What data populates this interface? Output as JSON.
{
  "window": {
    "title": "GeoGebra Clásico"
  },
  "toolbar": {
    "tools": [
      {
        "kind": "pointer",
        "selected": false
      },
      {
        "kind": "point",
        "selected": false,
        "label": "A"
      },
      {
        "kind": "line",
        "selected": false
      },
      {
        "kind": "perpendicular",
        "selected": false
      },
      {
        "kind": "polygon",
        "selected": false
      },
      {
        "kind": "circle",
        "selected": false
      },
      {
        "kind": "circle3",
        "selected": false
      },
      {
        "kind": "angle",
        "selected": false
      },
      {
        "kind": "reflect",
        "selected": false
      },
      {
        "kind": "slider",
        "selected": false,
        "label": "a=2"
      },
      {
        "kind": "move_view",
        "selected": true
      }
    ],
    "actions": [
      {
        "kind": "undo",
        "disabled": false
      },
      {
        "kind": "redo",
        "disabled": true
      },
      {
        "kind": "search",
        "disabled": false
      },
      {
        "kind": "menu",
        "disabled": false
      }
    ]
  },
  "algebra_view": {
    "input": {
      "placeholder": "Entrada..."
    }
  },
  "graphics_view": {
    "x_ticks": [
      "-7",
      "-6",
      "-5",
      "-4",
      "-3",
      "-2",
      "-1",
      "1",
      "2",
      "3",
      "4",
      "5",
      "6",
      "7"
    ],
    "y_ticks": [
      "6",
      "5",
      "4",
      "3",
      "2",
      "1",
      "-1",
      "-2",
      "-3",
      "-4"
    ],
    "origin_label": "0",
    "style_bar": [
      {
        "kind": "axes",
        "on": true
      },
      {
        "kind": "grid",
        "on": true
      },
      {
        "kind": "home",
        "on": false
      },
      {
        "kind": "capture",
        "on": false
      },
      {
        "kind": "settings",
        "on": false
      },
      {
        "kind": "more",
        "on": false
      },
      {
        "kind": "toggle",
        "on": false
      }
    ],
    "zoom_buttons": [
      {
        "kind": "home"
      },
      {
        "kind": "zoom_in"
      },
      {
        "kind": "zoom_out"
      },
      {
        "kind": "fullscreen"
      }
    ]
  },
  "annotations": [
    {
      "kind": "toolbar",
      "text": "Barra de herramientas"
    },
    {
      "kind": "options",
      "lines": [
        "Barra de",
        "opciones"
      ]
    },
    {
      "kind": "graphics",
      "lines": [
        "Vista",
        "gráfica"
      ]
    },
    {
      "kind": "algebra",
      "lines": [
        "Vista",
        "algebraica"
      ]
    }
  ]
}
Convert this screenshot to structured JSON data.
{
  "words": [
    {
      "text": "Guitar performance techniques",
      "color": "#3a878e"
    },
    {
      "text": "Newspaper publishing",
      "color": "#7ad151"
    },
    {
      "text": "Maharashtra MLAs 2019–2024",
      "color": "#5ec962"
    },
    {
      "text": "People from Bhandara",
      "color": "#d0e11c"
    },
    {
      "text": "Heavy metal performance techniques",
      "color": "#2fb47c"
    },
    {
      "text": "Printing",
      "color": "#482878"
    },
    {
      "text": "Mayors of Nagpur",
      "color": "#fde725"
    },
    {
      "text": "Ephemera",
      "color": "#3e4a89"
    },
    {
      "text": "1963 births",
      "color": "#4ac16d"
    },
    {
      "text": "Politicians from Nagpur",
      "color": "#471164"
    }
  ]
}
☆ ☆ ☆
> **Written problem**: Using the data above, return each line exactly as written.

> **Complete output**:
What data populates this interface? Output as JSON.
{
  "window": {
    "title": "GeoGebra Clásico"
  },
  "toolbar": {
    "tools": [
      {
        "kind": "pointer",
        "selected": false
      },
      {
        "kind": "point",
        "selected": false,
        "label": "A"
      },
      {
        "kind": "line",
        "selected": false
      },
      {
        "kind": "perpendicular",
        "selected": false
      },
      {
        "kind": "polygon",
        "selected": false
      },
      {
        "kind": "circle",
        "selected": false
      },
      {
        "kind": "circle3",
        "selected": false
      },
      {
        "kind": "angle",
        "selected": false
      },
      {
        "kind": "reflect",
        "selected": false
      },
      {
        "kind": "slider",
        "selected": false,
        "label": "a=2"
      },
      {
        "kind": "move_view",
        "selected": true
      }
    ],
    "actions": [
      {
        "kind": "undo",
        "disabled": false
      },
      {
        "kind": "redo",
        "disabled": true
      },
      {
        "kind": "search",
        "disabled": false
      },
      {
        "kind": "menu",
        "disabled": false
      }
    ]
  },
  "algebra_view": {
    "input": {
      "placeholder": "Entrada..."
    }
  },
  "graphics_view": {
    "x_ticks": [
      "-7",
      "-6",
      "-5",
      "-4",
      "-3",
      "-2",
      "-1",
      "1",
      "2",
      "3",
      "4",
      "5",
      "6",
      "7"
    ],
    "y_ticks": [
      "6",
      "5",
      "4",
      "3",
      "2",
      "1",
      "-1",
      "-2",
      "-3",
      "-4"
    ],
    "origin_label": "0",
    "style_bar": [
      {
        "kind": "axes",
        "on": true
      },
      {
        "kind": "grid",
        "on": true
      },
      {
        "kind": "home",
        "on": false
      },
      {
        "kind": "capture",
        "on": false
      },
      {
        "kind": "settings",
        "on": false
      },
      {
        "kind": "more",
        "on": false
      },
      {
        "kind": "toggle",
        "on": false
      }
    ],
    "zoom_buttons": [
      {
        "kind": "home"
      },
      {
        "kind": "zoom_in"
      },
      {
        "kind": "zoom_out"
      },
      {
        "kind": "fullscreen"
      }
    ]
  },
  "annotations": [
    {
      "kind": "toolbar",
      "text": "Barra de herramientas"
    },
    {
      "kind": "options",
      "lines": [
        "Barra de",
        "opciones"
      ]
    },
    {
      "kind": "graphics",
      "lines": [
        "Vista",
        "gráfica"
      ]
    },
    {
      "kind": "algebra",
      "lines": [
        "Vista",
        "algebraica"
      ]
    }
  ]
}
Convert this screenshot to structured JSON data.
{
  "words": [
    {
      "text": "Guitar performance techniques",
      "color": "#3a878e"
    },
    {
      "text": "Newspaper publishing",
      "color": "#7ad151"
    },
    {
      "text": "Maharashtra MLAs 2019–2024",
      "color": "#5ec962"
    },
    {
      "text": "People from Bhandara",
      "color": "#d0e11c"
    },
    {
      "text": "Heavy metal performance techniques",
      "color": "#2fb47c"
    },
    {
      "text": "Printing",
      "color": "#482878"
    },
    {
      "text": "Mayors of Nagpur",
      "color": "#fde725"
    },
    {
      "text": "Ephemera",
      "color": "#3e4a89"
    },
    {
      "text": "1963 births",
      "color": "#4ac16d"
    },
    {
      "text": "Politicians from Nagpur",
      "color": "#471164"
    }
  ]
}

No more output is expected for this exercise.